WHAT TO WORK ON — Write out the full set of records exactly. Any pictures in them do not belong in the copy.

ENTRIES PROVIDED —
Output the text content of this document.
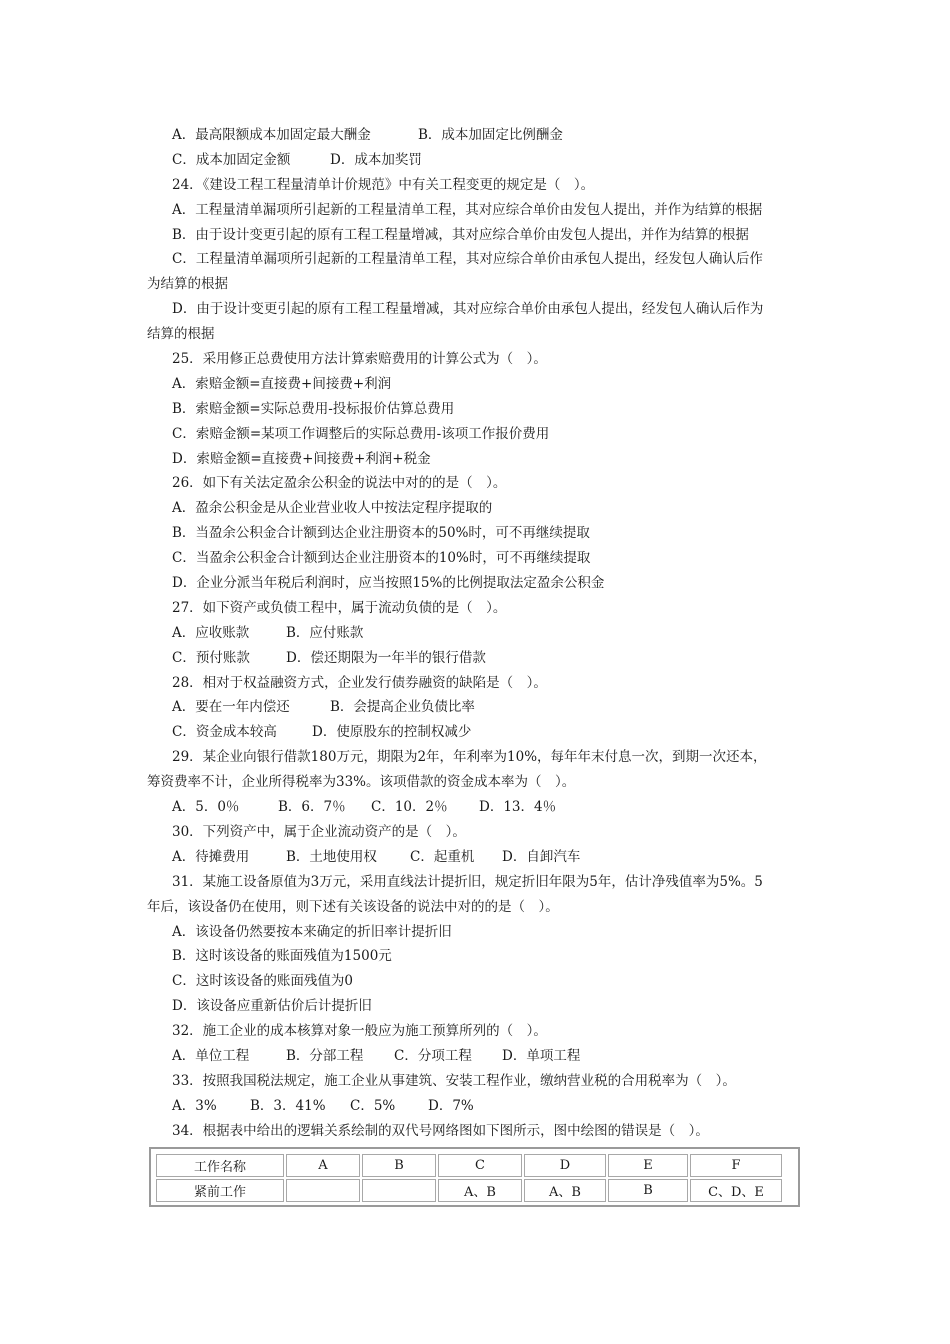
A．最高限额成本加固定最大酬金	B．成本加固定比例酬金
C．成本加固定金额	D．成本加奖罚
24．《建设工程工程量清单计价规范》中有关工程变更的规定是（　）。
A．工程量清单漏项所引起新的工程量清单工程，其对应综合单价由发包人提出，并作为结算的根据
B．由于设计变更引起的原有工程工程量增减，其对应综合单价由发包人提出，并作为结算的根据
C．工程量清单漏项所引起新的工程量清单工程，其对应综合单价由承包人提出，经发包人确认后作
为结算的根据
D．由于设计变更引起的原有工程工程量增减，其对应综合单价由承包人提出，经发包人确认后作为
结算的根据
25．采用修正总费使用方法计算索赔费用的计算公式为（　）。
A．索赔金额=直接费+间接费+利润
B．索赔金额=实际总费用-投标报价估算总费用
C．索赔金额=某项工作调整后的实际总费用-该项工作报价费用
D．索赔金额=直接费+间接费+利润+税金
26．如下有关法定盈余公积金的说法中对的的是（　）。
A．盈余公积金是从企业营业收人中按法定程序提取的
B．当盈余公积金合计额到达企业注册资本的50%时，可不再继续提取
C．当盈余公积金合计额到达企业注册资本的10%时，可不再继续提取
D．企业分派当年税后利润时，应当按照15%的比例提取法定盈余公积金
27．如下资产或负债工程中，属于流动负债的是（　）。
A．应收账款	B．应付账款
C．预付账款	D．偿还期限为一年半的银行借款
28．相对于权益融资方式，企业发行债券融资的缺陷是（　）。
A．要在一年内偿还	B．会提高企业负债比率
C．资金成本较高	D．使原股东的控制权减少
29．某企业向银行借款180万元，期限为2年，年利率为10%，每年年末付息一次，到期一次还本，
筹资费率不计，企业所得税率为33%。该项借款的资金成本率为（　）。
A．5．0％	B．6．7％ C．10．2％ D．13．4％
30．下列资产中，属于企业流动资产的是（　）。
A．待摊费用	B．土地使用权 C．起重机 D．自卸汽车
31．某施工设备原值为3万元，采用直线法计提折旧，规定折旧年限为5年，估计净残值率为5%。5
年后，该设备仍在使用，则下述有关该设备的说法中对的的是（　）。
A．该设备仍然要按本来确定的折旧率计提折旧
B．这时该设备的账面残值为1500元
C．这时该设备的账面残值为0
D．该设备应重新估价后计提折旧
32．施工企业的成本核算对象一般应为施工预算所列的（　）。
A．单位工程	B．分部工程 C．分项工程 D．单项工程
33．按照我国税法规定，施工企业从事建筑、安装工程作业，缴纳营业税的合用税率为（　）。
A．3% B．3．41% C．5% D．7%
34．根据表中给出的逻辑关系绘制的双代号网络图如下图所示，图中绘图的错误是（　）。
工作名称	A	B	C	D	E	F
紧前工作			A、B	A、B	B	C、D、E
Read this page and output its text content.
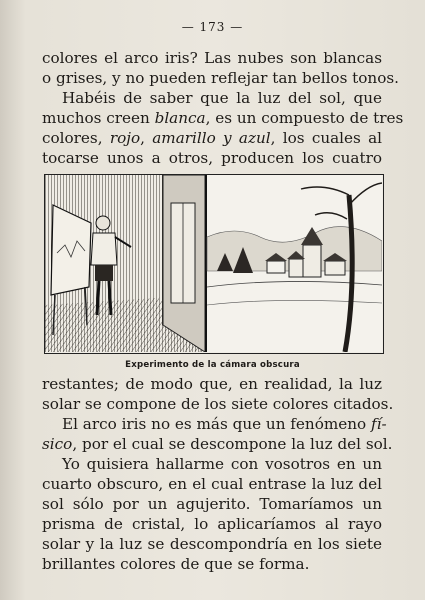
— 173 —
colores el arco iris? Las nubes son blancas
o grises, y no pueden reflejar tan bellos tonos.
Habéis de saber que la luz del sol, que
muchos creen blanca, es un compuesto de tres
colores, rojo, amarillo y azul, los cuales al
tocarse unos a otros, producen los cuatro
Experimento de la cámara obscura
restantes; de modo que, en realidad, la luz
solar se compone de los siete colores citados.
El arco iris no es más que un fenómeno fí-
sico, por el cual se descompone la luz del sol.
Yo quisiera hallarme con vosotros en un
cuarto obscuro, en el cual entrase la luz del
sol sólo por un agujerito. Tomaríamos un
prisma de cristal, lo aplicaríamos al rayo
solar y la luz se descompondría en los siete
brillantes colores de que se forma.
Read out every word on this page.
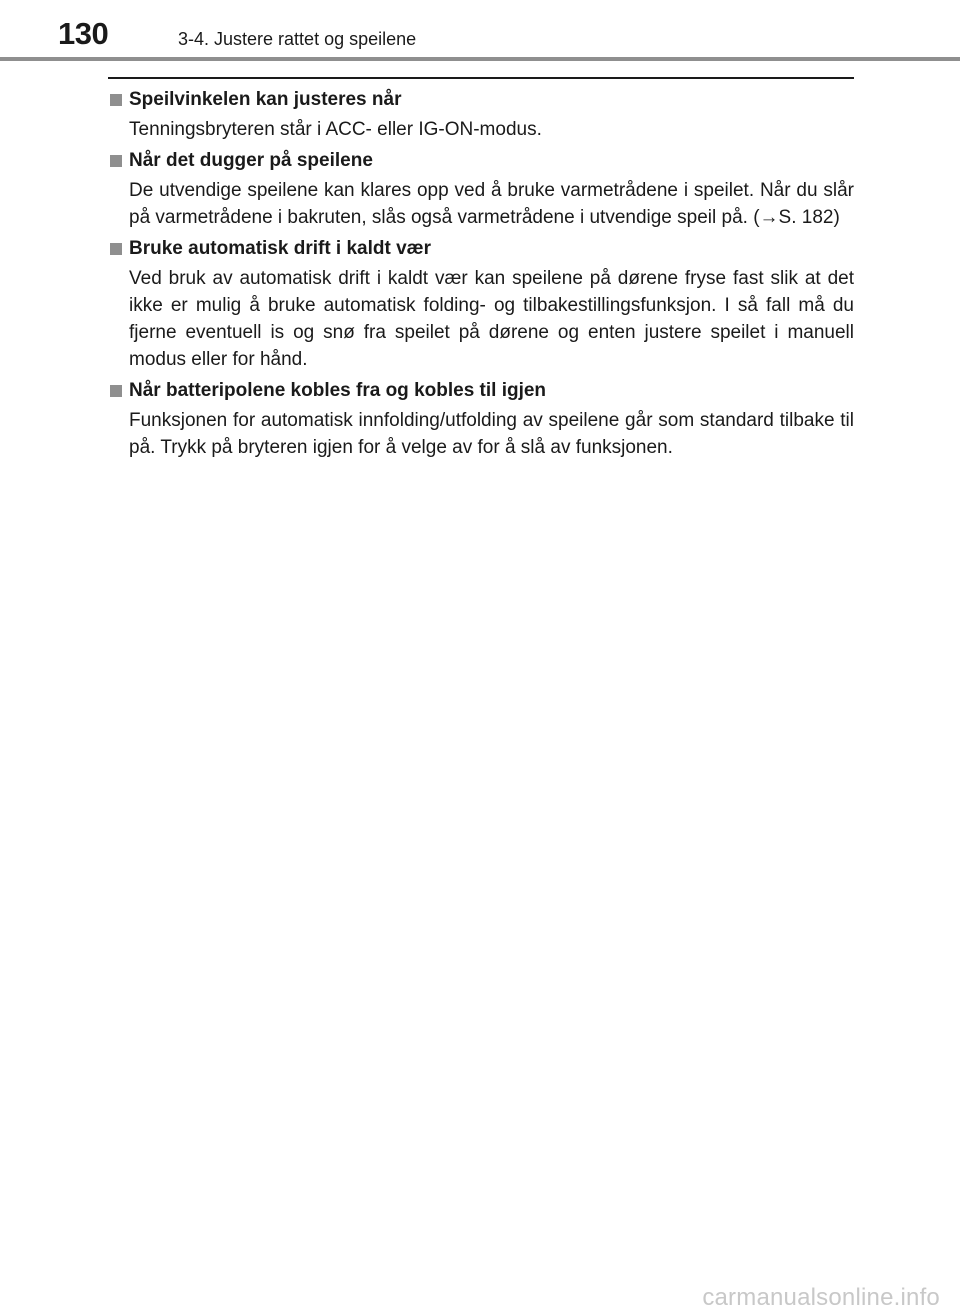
130	3-4. Justere rattet og speilene
Speilvinkelen kan justeres når

Tenningsbryteren står i ACC- eller IG-ON-modus.

Når det dugger på speilene

De utvendige speilene kan klares opp ved å bruke varmetrådene i speilet. Når du slår på varmetrådene i bakruten, slås også varmetrådene i utvendige speil på. (→S. 182)

Bruke automatisk drift i kaldt vær

Ved bruk av automatisk drift i kaldt vær kan speilene på dørene fryse fast slik at det ikke er mulig å bruke automatisk folding- og tilbakestillingsfunksjon. I så fall må du fjerne eventuell is og snø fra speilet på dørene og enten justere speilet i manuell modus eller for hånd.

Når batteripolene kobles fra og kobles til igjen

Funksjonen for automatisk innfolding/utfolding av speilene går som standard tilbake til på. Trykk på bryteren igjen for å velge av for å slå av funksjonen.

carmanualsonline.info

COMPLETE ANSWER —
Output the text content of this document.
A．最高限额成本加固定最大酬金	B．成本加固定比例酬金
C．成本加固定金额	D．成本加奖罚
24．《建设工程工程量清单计价规范》中有关工程变更的规定是（　）。
A．工程量清单漏项所引起新的工程量清单工程，其对应综合单价由发包人提出，并作为结算的根据
B．由于设计变更引起的原有工程工程量增减，其对应综合单价由发包人提出，并作为结算的根据
C．工程量清单漏项所引起新的工程量清单工程，其对应综合单价由承包人提出，经发包人确认后作
为结算的根据
D．由于设计变更引起的原有工程工程量增减，其对应综合单价由承包人提出，经发包人确认后作为
结算的根据
25．采用修正总费使用方法计算索赔费用的计算公式为（　）。
A．索赔金额=直接费+间接费+利润
B．索赔金额=实际总费用-投标报价估算总费用
C．索赔金额=某项工作调整后的实际总费用-该项工作报价费用
D．索赔金额=直接费+间接费+利润+税金
26．如下有关法定盈余公积金的说法中对的的是（　）。
A．盈余公积金是从企业营业收人中按法定程序提取的
B．当盈余公积金合计额到达企业注册资本的50%时，可不再继续提取
C．当盈余公积金合计额到达企业注册资本的10%时，可不再继续提取
D．企业分派当年税后利润时，应当按照15%的比例提取法定盈余公积金
27．如下资产或负债工程中，属于流动负债的是（　）。
A．应收账款	B．应付账款
C．预付账款	D．偿还期限为一年半的银行借款
28．相对于权益融资方式，企业发行债券融资的缺陷是（　）。
A．要在一年内偿还	B．会提高企业负债比率
C．资金成本较高	D．使原股东的控制权减少
29．某企业向银行借款180万元，期限为2年，年利率为10%，每年年末付息一次，到期一次还本，
筹资费率不计，企业所得税率为33%。该项借款的资金成本率为（　）。
A．5．0％	B．6．7％ C．10．2％ D．13．4％
30．下列资产中，属于企业流动资产的是（　）。
A．待摊费用	B．土地使用权 C．起重机 D．自卸汽车
31．某施工设备原值为3万元，采用直线法计提折旧，规定折旧年限为5年，估计净残值率为5%。5
年后，该设备仍在使用，则下述有关该设备的说法中对的的是（　）。
A．该设备仍然要按本来确定的折旧率计提折旧
B．这时该设备的账面残值为1500元
C．这时该设备的账面残值为0
D．该设备应重新估价后计提折旧
32．施工企业的成本核算对象一般应为施工预算所列的（　）。
A．单位工程	B．分部工程 C．分项工程 D．单项工程
33．按照我国税法规定，施工企业从事建筑、安装工程作业，缴纳营业税的合用税率为（　）。
A．3% B．3．41% C．5% D．7%
34．根据表中给出的逻辑关系绘制的双代号网络图如下图所示，图中绘图的错误是（　）。
工作名称	A	B	C	D	E	F
紧前工作			A、B	A、B	B	C、D、E
Read this page and output its text content.
— 173 —
colores el arco iris? Las nubes son blancas
o grises, y no pueden reflejar tan bellos tonos.
Habéis de saber que la luz del sol, que
muchos creen blanca, es un compuesto de tres
colores, rojo, amarillo y azul, los cuales al
tocarse unos a otros, producen los cuatro
Experimento de la cámara obscura
restantes; de modo que, en realidad, la luz
solar se compone de los siete colores citados.
El arco iris no es más que un fenómeno fí-
sico, por el cual se descompone la luz del sol.
Yo quisiera hallarme con vosotros en un
cuarto obscuro, en el cual entrase la luz del
sol sólo por un agujerito. Tomaríamos un
prisma de cristal, lo aplicaríamos al rayo
solar y la luz se descompondría en los siete
brillantes colores de que se forma.
Read out every word on this page.
130	3-4. Justere rattet og speilene
Speilvinkelen kan justeres når

Tenningsbryteren står i ACC- eller IG-ON-modus.

Når det dugger på speilene

De utvendige speilene kan klares opp ved å bruke varmetrådene i speilet. Når du slår på varmetrådene i bakruten, slås også varmetrådene i utvendige speil på. (→S. 182)

Bruke automatisk drift i kaldt vær

Ved bruk av automatisk drift i kaldt vær kan speilene på dørene fryse fast slik at det ikke er mulig å bruke automatisk folding- og tilbakestillingsfunksjon. I så fall må du fjerne eventuell is og snø fra speilet på dørene og enten justere speilet i manuell modus eller for hånd.

Når batteripolene kobles fra og kobles til igjen

Funksjonen for automatisk innfolding/utfolding av speilene går som standard tilbake til på. Trykk på bryteren igjen for å velge av for å slå av funksjonen.

carmanualsonline.info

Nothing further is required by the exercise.